Task description: Write out the material again exactly, please, and omit the pictures.

Information shown:
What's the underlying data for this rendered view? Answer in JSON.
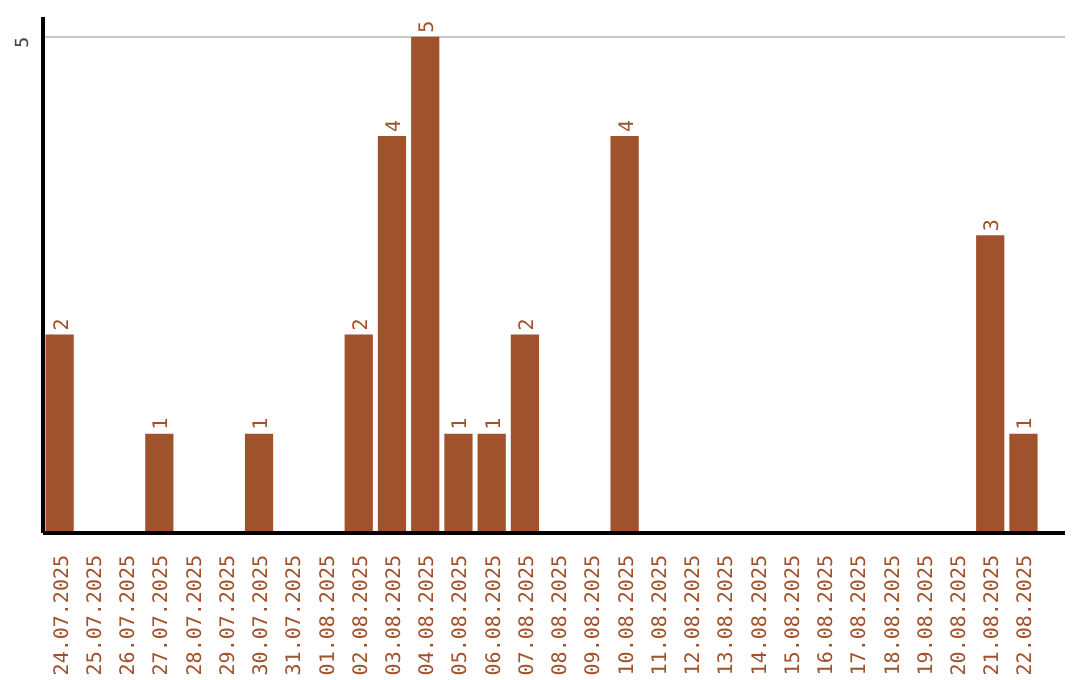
{
  "chart_data": {
    "type": "bar",
    "categories": [
      "24.07.2025",
      "25.07.2025",
      "26.07.2025",
      "27.07.2025",
      "28.07.2025",
      "29.07.2025",
      "30.07.2025",
      "31.07.2025",
      "01.08.2025",
      "02.08.2025",
      "03.08.2025",
      "04.08.2025",
      "05.08.2025",
      "06.08.2025",
      "07.08.2025",
      "08.08.2025",
      "09.08.2025",
      "10.08.2025",
      "11.08.2025",
      "12.08.2025",
      "13.08.2025",
      "14.08.2025",
      "15.08.2025",
      "16.08.2025",
      "17.08.2025",
      "18.08.2025",
      "19.08.2025",
      "20.08.2025",
      "21.08.2025",
      "22.08.2025"
    ],
    "values": [
      2,
      0,
      0,
      1,
      0,
      0,
      1,
      0,
      0,
      2,
      4,
      5,
      1,
      1,
      2,
      0,
      0,
      4,
      0,
      0,
      0,
      0,
      0,
      0,
      0,
      0,
      0,
      0,
      3,
      1
    ],
    "value_labels": [
      "2",
      null,
      null,
      "1",
      null,
      null,
      "1",
      null,
      null,
      "2",
      "4",
      "5",
      "1",
      "1",
      "2",
      null,
      null,
      "4",
      null,
      null,
      null,
      null,
      null,
      null,
      null,
      null,
      null,
      null,
      "3",
      "1"
    ],
    "color": "#a0522d",
    "ylim": [
      0,
      5.2
    ],
    "yticks": [
      5
    ],
    "grid": "y"
  }
}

Worked solution:
What's the underlying data for this rendered view? Answer in JSON.
{
  "chart_data": {
    "type": "bar",
    "categories": [
      "24.07.2025",
      "25.07.2025",
      "26.07.2025",
      "27.07.2025",
      "28.07.2025",
      "29.07.2025",
      "30.07.2025",
      "31.07.2025",
      "01.08.2025",
      "02.08.2025",
      "03.08.2025",
      "04.08.2025",
      "05.08.2025",
      "06.08.2025",
      "07.08.2025",
      "08.08.2025",
      "09.08.2025",
      "10.08.2025",
      "11.08.2025",
      "12.08.2025",
      "13.08.2025",
      "14.08.2025",
      "15.08.2025",
      "16.08.2025",
      "17.08.2025",
      "18.08.2025",
      "19.08.2025",
      "20.08.2025",
      "21.08.2025",
      "22.08.2025"
    ],
    "values": [
      2,
      0,
      0,
      1,
      0,
      0,
      1,
      0,
      0,
      2,
      4,
      5,
      1,
      1,
      2,
      0,
      0,
      4,
      0,
      0,
      0,
      0,
      0,
      0,
      0,
      0,
      0,
      0,
      3,
      1
    ],
    "value_labels": [
      "2",
      null,
      null,
      "1",
      null,
      null,
      "1",
      null,
      null,
      "2",
      "4",
      "5",
      "1",
      "1",
      "2",
      null,
      null,
      "4",
      null,
      null,
      null,
      null,
      null,
      null,
      null,
      null,
      null,
      null,
      "3",
      "1"
    ],
    "color": "#a0522d",
    "ylim": [
      0,
      5.2
    ],
    "yticks": [
      5
    ],
    "grid": "y"
  }
}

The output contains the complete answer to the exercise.